Stored dataset items —

* start *

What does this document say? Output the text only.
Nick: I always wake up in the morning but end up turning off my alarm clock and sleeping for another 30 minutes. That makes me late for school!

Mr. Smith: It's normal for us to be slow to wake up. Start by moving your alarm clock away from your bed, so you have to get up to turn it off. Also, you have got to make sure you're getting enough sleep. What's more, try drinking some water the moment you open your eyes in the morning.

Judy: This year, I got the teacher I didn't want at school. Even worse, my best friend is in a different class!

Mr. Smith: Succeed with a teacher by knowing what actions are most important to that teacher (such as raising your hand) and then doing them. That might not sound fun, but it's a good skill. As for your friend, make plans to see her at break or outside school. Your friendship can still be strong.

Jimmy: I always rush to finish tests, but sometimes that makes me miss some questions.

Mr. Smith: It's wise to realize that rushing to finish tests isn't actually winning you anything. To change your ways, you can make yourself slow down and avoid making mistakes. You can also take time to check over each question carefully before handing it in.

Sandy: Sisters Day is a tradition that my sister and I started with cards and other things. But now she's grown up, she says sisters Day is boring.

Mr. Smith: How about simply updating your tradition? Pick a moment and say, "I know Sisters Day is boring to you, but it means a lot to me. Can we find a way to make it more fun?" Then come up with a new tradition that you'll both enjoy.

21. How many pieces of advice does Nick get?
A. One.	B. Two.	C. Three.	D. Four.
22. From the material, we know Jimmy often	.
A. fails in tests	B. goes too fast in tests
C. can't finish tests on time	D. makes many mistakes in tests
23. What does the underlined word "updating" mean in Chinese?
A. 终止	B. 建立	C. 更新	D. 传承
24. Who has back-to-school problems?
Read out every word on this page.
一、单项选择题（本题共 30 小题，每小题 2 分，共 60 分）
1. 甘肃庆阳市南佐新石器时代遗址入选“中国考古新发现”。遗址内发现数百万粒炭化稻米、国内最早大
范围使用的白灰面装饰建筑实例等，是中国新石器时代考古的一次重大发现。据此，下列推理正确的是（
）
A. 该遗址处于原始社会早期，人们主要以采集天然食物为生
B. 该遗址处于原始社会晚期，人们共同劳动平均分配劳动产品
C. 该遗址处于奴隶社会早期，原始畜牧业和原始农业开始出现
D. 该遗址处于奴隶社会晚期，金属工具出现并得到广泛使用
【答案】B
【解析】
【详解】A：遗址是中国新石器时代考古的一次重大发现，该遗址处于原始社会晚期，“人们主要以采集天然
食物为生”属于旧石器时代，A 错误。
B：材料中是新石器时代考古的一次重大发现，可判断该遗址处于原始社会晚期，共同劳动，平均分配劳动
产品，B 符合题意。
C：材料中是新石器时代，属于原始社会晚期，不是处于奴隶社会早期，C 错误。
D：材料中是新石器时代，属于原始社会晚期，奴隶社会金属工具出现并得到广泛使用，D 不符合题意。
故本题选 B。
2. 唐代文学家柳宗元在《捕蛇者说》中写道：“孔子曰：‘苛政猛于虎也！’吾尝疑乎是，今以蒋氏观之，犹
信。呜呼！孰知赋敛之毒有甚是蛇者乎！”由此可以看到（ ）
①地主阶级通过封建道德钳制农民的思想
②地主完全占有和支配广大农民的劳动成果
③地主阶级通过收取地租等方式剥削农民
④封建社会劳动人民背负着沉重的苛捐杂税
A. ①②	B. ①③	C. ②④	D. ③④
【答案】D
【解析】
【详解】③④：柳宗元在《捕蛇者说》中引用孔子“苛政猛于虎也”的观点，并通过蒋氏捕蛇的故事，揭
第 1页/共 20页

* end *
* start *

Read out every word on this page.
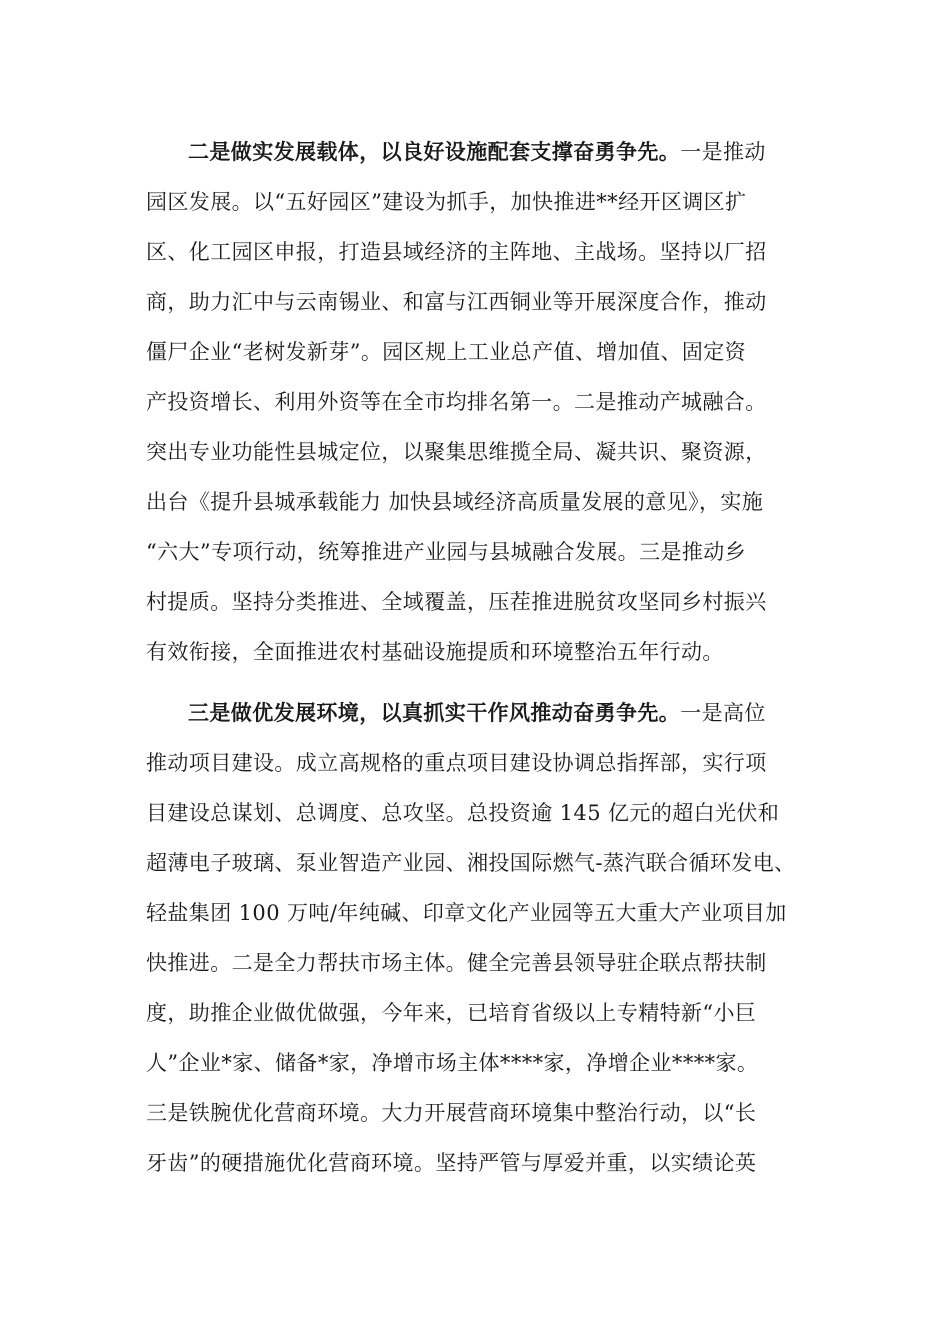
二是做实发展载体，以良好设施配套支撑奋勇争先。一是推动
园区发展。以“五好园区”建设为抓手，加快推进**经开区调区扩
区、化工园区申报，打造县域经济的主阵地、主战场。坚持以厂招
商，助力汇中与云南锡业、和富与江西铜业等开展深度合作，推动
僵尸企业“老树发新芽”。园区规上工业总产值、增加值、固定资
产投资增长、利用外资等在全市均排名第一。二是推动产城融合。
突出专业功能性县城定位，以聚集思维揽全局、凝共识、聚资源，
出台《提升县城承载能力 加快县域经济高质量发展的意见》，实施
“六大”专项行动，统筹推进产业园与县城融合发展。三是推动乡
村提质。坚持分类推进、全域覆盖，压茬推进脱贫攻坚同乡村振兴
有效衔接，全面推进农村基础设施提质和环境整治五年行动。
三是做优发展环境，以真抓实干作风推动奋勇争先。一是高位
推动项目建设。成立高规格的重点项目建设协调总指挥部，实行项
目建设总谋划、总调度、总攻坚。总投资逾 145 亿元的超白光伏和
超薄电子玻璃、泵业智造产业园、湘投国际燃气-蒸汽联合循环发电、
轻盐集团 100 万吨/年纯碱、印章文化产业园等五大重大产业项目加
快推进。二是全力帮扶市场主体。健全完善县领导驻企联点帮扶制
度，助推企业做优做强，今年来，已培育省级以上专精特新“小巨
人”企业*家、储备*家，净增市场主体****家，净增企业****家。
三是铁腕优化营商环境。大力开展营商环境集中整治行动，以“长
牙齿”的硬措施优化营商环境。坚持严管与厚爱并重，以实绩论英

* end *
* start *

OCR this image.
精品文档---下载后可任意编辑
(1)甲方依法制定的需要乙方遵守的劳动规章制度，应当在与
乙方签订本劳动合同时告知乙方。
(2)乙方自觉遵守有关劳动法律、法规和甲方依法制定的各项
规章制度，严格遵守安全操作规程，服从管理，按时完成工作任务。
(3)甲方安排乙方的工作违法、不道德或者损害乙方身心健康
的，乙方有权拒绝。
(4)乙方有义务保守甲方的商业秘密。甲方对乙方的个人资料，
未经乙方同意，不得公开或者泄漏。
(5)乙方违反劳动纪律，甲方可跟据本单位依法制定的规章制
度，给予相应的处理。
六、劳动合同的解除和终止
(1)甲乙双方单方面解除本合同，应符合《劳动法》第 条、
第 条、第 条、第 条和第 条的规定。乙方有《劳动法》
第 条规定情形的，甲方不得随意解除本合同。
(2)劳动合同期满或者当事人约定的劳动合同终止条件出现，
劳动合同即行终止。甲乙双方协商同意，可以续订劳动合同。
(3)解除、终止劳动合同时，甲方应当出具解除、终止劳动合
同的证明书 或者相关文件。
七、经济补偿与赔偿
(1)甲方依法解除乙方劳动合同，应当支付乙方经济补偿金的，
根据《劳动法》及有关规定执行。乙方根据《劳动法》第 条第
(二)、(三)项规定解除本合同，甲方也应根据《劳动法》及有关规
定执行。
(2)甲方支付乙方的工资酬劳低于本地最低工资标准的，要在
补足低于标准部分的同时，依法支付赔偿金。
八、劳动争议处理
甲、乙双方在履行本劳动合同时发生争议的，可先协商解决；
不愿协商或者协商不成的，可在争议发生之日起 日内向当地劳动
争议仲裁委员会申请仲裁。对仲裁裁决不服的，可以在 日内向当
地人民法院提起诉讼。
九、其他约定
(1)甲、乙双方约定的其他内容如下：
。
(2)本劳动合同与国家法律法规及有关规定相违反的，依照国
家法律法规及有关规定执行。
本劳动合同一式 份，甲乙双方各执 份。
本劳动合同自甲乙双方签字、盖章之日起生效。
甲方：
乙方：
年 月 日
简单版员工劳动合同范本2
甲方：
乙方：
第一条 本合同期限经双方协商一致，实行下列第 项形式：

* end *

EXERCISE DESCRIPTION — List the lines of the records where "属于原始社会晚期" occurs.

RESULT —
C：材料中是新石器时代，属于原始社会晚期，不是处于奴隶社会早期，C 错误。
D：材料中是新石器时代，属于原始社会晚期，奴隶社会金属工具出现并得到广泛使用，D 不符合题意。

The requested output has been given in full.